* [What is asked] Reproduce the records below exactly as they appear.

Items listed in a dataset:
— START —

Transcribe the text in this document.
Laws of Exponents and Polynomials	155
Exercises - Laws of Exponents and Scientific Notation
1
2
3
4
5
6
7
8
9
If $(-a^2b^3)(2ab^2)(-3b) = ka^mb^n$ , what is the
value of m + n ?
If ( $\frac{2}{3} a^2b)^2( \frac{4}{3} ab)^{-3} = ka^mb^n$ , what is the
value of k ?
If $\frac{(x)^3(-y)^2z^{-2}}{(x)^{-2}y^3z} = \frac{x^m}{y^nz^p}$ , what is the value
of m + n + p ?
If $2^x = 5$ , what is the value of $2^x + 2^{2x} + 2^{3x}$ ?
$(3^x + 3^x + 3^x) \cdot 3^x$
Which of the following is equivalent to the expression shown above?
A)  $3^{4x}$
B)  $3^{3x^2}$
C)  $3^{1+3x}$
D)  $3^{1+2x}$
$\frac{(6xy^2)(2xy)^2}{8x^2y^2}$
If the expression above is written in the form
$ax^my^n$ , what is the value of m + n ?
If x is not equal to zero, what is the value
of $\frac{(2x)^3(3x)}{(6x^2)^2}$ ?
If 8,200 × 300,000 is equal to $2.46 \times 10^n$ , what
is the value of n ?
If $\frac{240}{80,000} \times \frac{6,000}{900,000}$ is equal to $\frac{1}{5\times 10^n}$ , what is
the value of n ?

— END —

* [Solution]
Transcribe the text in this document.
Laws of Exponents and Polynomials	155
Exercises - Laws of Exponents and Scientific Notation
1
2
3
4
5
6
7
8
9
If $(-a^2b^3)(2ab^2)(-3b) = ka^mb^n$ , what is the
value of m + n ?
If ( $\frac{2}{3} a^2b)^2( \frac{4}{3} ab)^{-3} = ka^mb^n$ , what is the
value of k ?
If $\frac{(x)^3(-y)^2z^{-2}}{(x)^{-2}y^3z} = \frac{x^m}{y^nz^p}$ , what is the value
of m + n + p ?
If $2^x = 5$ , what is the value of $2^x + 2^{2x} + 2^{3x}$ ?
$(3^x + 3^x + 3^x) \cdot 3^x$
Which of the following is equivalent to the expression shown above?
A)  $3^{4x}$
B)  $3^{3x^2}$
C)  $3^{1+3x}$
D)  $3^{1+2x}$
$\frac{(6xy^2)(2xy)^2}{8x^2y^2}$
If the expression above is written in the form
$ax^my^n$ , what is the value of m + n ?
If x is not equal to zero, what is the value
of $\frac{(2x)^3(3x)}{(6x^2)^2}$ ?
If 8,200 × 300,000 is equal to $2.46 \times 10^n$ , what
is the value of n ?
If $\frac{240}{80,000} \times \frac{6,000}{900,000}$ is equal to $\frac{1}{5\times 10^n}$ , what is
the value of n ?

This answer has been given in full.